● Material shown:

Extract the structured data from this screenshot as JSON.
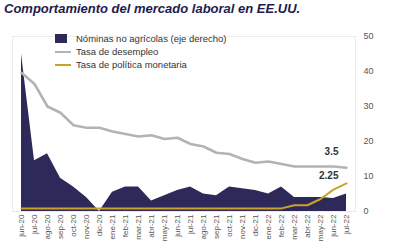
{
  "chart_data": {
    "type": "combo",
    "title": "Comportamiento del mercado laboral en EE.UU.",
    "categories": [
      "jun-20",
      "jul-20",
      "ago-20",
      "sep-20",
      "oct-20",
      "nov-20",
      "dic-20",
      "ene-21",
      "feb-21",
      "mar-21",
      "abr-21",
      "may-21",
      "jun-21",
      "jul-21",
      "ago-21",
      "sep-21",
      "oct-21",
      "nov-21",
      "dic-21",
      "ene-22",
      "feb-22",
      "mar-22",
      "abr-22",
      "may-22",
      "jun-22",
      "jul-22"
    ],
    "series": [
      {
        "name": "Nóminas no agrícolas (eje derecho)",
        "type": "area",
        "color": "#2d2a5a",
        "axis": "y2",
        "values": [
          45,
          14.5,
          16.5,
          9.5,
          7,
          4,
          0,
          5.5,
          7,
          7,
          3,
          4.5,
          6,
          7,
          5,
          4.5,
          7,
          6.5,
          6,
          5,
          7,
          4,
          4,
          4,
          3.7,
          5
        ]
      },
      {
        "name": "Tasa de desempleo",
        "type": "line",
        "color": "#b3b3b3",
        "values": [
          11.1,
          10.2,
          8.4,
          7.9,
          6.9,
          6.7,
          6.7,
          6.4,
          6.2,
          6.0,
          6.1,
          5.8,
          5.9,
          5.4,
          5.2,
          4.7,
          4.6,
          4.2,
          3.9,
          4.0,
          3.8,
          3.6,
          3.6,
          3.6,
          3.6,
          3.5
        ]
      },
      {
        "name": "Tasa de política monetaria",
        "type": "line",
        "color": "#c9a227",
        "values": [
          0.25,
          0.25,
          0.25,
          0.25,
          0.25,
          0.25,
          0.25,
          0.25,
          0.25,
          0.25,
          0.25,
          0.25,
          0.25,
          0.25,
          0.25,
          0.25,
          0.25,
          0.25,
          0.25,
          0.25,
          0.25,
          0.5,
          0.5,
          1.0,
          1.75,
          2.25
        ]
      }
    ],
    "ylim": [
      0,
      14
    ],
    "yticks": [],
    "y2lim": [
      0,
      50
    ],
    "y2ticks": [
      0,
      10,
      20,
      30,
      40,
      50
    ],
    "annotations": [
      {
        "label": "3.5",
        "x": "jul-22",
        "y": 3.5
      },
      {
        "label": "2.25",
        "x": "jul-22",
        "y": 2.25
      }
    ],
    "legend": "top-left"
  }
}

● Stated task: For each line above that contains the word "type", copy that line.

● Solution:
    "type": "combo",
        "type": "area",
        "type": "line",
        "type": "line",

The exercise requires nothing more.